**** Page ****

The House Movie Review: A Kafkaesque Nightmare!
This Kafkaesque narrative of a house through the ages captures the strange, the intriguing, and the inexplicable through its occupants and their intense attachment to the structure
This stop-motion animated dark comedy anthology film involving a house through different eras, and the arresting allure it possesses, is Kafkaesque in the truest sense. Presented by three different sets of directors and written for the screen by Enda Walsh, The House succeeds in keeping you riveted from start to finish. The strange, inexplicable power this large structure has on its inhabitants seeps into the viewing experience, making you question reality as much as the animated characters on screen. Gustavo Santaolalla’s intensely crafted music lends an eerie feel to the premise of the anthology. It is rare for an inanimate object to be the central character in a story, but the film pushes its title to the limit, with the house and its looming presence being the glue that connects all narratives. Despite being set in vastly different eras, the structure weighs heavily down on the hearts and minds of its occupants, and yet, why they feel such an attachment to it is never really explored or understood. The shorts offer no clear resolution, making this surrealist feature set in an undefined past, present, and future, all the more odd.

**** Stored rows ****

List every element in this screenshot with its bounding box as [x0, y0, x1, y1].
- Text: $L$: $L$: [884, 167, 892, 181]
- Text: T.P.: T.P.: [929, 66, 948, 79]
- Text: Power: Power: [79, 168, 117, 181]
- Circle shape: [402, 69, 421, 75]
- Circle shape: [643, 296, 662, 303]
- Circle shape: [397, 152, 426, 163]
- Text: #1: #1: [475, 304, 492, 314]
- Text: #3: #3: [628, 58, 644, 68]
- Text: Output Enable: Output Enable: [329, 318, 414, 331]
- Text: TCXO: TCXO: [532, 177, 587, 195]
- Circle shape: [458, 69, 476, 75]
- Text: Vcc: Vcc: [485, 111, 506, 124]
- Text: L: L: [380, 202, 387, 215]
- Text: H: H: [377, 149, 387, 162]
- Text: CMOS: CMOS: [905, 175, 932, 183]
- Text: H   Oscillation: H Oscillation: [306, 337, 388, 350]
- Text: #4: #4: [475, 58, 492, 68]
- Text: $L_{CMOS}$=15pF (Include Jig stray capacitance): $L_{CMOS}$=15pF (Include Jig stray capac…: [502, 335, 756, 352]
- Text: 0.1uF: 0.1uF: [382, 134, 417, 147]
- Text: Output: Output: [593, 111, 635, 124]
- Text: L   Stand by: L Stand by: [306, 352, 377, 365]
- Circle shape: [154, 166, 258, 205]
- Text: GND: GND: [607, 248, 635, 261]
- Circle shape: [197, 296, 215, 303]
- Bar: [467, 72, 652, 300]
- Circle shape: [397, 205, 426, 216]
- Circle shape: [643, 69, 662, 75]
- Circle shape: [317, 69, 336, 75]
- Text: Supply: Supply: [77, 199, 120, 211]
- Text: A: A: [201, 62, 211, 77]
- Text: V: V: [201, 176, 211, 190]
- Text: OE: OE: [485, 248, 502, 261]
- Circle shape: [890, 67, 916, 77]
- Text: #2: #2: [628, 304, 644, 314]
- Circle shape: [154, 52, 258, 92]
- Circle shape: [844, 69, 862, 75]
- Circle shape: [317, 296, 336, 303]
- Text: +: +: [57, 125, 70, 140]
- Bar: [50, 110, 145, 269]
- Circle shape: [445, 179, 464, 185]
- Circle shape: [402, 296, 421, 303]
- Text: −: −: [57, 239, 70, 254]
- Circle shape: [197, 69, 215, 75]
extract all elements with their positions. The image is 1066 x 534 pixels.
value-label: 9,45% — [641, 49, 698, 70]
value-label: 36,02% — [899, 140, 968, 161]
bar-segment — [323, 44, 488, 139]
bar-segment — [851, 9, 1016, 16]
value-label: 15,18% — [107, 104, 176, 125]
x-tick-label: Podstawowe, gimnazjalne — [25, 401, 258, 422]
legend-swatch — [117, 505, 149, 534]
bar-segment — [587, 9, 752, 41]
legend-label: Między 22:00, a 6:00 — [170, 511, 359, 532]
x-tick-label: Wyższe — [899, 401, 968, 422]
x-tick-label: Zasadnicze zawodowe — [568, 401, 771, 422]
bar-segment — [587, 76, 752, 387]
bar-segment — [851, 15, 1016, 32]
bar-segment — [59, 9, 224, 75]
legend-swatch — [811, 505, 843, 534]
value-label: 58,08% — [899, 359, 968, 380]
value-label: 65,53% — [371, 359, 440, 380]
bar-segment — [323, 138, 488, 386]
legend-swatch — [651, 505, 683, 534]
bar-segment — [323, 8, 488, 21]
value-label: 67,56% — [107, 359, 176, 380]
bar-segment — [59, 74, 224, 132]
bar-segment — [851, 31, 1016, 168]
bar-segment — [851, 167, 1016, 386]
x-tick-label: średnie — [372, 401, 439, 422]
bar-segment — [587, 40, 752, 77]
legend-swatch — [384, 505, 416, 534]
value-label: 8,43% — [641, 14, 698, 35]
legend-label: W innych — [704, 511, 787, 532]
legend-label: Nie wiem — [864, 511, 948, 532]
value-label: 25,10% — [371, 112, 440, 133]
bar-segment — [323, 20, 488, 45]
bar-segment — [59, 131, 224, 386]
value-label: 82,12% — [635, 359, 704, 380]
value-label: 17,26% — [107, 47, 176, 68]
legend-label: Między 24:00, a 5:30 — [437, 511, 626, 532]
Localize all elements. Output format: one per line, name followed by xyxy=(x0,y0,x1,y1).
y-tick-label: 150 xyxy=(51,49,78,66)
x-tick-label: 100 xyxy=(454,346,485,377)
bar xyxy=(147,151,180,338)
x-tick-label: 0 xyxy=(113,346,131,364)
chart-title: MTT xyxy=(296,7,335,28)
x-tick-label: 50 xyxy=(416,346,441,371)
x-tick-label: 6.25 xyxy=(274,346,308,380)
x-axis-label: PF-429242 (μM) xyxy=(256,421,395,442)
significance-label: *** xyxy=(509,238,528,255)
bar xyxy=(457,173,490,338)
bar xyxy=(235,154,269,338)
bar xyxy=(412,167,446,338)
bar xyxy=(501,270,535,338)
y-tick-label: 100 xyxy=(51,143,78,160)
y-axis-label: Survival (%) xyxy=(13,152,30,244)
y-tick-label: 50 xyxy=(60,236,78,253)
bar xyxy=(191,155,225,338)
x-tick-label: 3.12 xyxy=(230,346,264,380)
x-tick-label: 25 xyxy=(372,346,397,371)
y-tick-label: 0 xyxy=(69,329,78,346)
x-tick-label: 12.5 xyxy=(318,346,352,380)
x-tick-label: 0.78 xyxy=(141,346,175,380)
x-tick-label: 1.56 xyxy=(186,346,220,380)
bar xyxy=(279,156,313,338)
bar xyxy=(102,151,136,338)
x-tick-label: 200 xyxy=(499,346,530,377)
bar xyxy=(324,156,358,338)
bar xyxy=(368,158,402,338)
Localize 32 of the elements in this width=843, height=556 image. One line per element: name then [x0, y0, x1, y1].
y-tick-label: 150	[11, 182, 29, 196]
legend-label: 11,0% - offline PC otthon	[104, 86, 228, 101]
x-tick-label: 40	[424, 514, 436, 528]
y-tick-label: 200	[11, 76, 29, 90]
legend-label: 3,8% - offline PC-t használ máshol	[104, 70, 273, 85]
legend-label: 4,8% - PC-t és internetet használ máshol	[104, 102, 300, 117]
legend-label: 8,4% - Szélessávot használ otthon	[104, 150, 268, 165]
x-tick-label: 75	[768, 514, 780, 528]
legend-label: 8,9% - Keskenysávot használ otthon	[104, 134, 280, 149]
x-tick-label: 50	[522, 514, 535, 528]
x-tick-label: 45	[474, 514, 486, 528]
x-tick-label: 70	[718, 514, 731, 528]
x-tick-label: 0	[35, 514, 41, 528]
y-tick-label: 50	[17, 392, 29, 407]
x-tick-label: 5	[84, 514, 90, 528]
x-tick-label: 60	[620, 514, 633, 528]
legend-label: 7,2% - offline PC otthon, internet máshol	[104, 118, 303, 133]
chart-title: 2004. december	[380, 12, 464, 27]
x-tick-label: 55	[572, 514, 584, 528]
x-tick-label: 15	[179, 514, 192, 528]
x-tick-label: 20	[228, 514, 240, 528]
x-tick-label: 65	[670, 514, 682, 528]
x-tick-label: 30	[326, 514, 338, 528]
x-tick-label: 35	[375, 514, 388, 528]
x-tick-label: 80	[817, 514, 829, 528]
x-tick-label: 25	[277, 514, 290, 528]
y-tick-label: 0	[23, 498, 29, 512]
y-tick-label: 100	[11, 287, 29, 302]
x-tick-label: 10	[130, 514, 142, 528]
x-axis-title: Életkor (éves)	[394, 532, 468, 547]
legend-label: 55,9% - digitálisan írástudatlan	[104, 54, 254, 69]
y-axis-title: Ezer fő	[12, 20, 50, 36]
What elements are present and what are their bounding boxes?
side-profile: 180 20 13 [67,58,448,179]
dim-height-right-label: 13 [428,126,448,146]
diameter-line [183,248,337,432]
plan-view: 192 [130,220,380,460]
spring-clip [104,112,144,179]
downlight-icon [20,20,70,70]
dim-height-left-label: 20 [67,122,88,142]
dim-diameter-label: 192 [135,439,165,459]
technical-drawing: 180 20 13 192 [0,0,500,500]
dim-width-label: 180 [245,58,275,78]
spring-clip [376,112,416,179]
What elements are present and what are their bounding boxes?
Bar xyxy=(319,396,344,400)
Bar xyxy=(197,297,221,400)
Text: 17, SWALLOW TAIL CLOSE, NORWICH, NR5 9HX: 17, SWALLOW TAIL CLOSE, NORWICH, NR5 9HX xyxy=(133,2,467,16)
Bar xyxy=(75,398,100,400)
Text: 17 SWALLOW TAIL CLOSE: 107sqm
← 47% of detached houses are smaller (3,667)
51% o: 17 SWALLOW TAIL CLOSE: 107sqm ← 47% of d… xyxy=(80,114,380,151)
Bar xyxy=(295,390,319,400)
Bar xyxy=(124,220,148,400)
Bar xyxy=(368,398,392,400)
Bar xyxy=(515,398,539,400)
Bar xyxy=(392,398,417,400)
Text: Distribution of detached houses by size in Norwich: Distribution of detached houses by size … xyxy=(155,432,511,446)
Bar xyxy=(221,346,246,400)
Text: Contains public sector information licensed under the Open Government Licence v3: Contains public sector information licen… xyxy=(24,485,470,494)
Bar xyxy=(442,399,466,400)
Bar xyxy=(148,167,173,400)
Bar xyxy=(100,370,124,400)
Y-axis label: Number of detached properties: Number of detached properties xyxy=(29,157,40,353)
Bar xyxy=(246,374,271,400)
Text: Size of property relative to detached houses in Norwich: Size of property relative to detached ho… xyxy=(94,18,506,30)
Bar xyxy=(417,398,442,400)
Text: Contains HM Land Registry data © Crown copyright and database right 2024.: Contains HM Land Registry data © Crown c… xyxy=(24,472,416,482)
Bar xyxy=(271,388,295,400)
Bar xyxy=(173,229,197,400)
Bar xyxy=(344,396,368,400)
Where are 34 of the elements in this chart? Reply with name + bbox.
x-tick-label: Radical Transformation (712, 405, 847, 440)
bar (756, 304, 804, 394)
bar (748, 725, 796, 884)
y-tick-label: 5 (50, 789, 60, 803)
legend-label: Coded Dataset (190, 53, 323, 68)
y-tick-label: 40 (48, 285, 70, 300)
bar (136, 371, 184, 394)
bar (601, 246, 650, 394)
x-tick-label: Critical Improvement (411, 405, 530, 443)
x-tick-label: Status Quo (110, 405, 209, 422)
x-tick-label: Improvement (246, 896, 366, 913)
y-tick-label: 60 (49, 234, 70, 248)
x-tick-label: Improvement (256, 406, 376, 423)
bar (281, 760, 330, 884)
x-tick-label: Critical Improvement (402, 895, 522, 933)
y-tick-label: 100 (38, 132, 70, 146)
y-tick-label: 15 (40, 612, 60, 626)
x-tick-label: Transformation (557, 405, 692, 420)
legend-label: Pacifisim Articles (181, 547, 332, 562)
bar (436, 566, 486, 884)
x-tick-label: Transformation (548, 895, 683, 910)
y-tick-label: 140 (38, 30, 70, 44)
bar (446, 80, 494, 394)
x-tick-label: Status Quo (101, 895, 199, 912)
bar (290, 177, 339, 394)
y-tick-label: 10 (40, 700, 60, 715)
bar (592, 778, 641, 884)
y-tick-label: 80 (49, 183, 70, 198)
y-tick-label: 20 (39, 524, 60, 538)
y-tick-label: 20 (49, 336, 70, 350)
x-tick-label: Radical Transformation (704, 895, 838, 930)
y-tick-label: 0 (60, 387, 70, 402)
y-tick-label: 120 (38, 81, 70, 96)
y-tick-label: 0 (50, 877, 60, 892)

****

• **To be done**
1 - Condense the paragraph of the review of The House that begins "This stop-motion animated dark comedy" into a short bulleted list that keeps its main facts.
2 - Continue the review of The House from the point where it stops.

• **Answers to each task**
1 -
- The film is a Kafkaesque stop-motion animated dark comedy anthology about a house across different eras and the pull it has on people.
- It was made by three different sets of directors, and Enda Walsh wrote the screenplay.
- It keeps viewers riveted, and the house's strange power makes them question reality along with the characters.
- Gustavo Santaolalla's music gives the premise an eerie feel.
- The house is the central character and the link between all the stories.
- The house weighs on its occupants in every era, but the film never explores why they are so attached to it.
- The shorts offer no clear resolution, which makes the film, set in an undefined past, present, and future, even odder.

2 -
Director – Emma de Swaef, Marc James Roels, Niki Lindroth von Bahr, Paloma Baeza
Cast – Mia Goth, Matthew Goode, Claudie Blakley, Jarvis Cocker, Susan Wokoma, Helena Bonham Carter, Paul Kaye, Will Sharpe
Streaming On – Netflix
Story 1, directed by Emma de Swaef and Marc James Roels, features an impoverished household from the past. Raymond and Penelope have two daughters in nine-year-old Mabel (Mia Goth) and her baby sister, Isobel. They live in a dilapidated house in want of refurbishment. One night, a drunk Raymond signs the deal of a lifetime with an elusive architect. According to the agreement, the family must move to a new, grand house adjacent to their current premises, at no cost. The couple exhibits an intense fascination for the palatial place, but Mabel finds the goings-on inexplicable; daily modifications happen at the behest of the faceless architect, sumptuous feasts appear magically at mealtimes despite the appearance of no staff.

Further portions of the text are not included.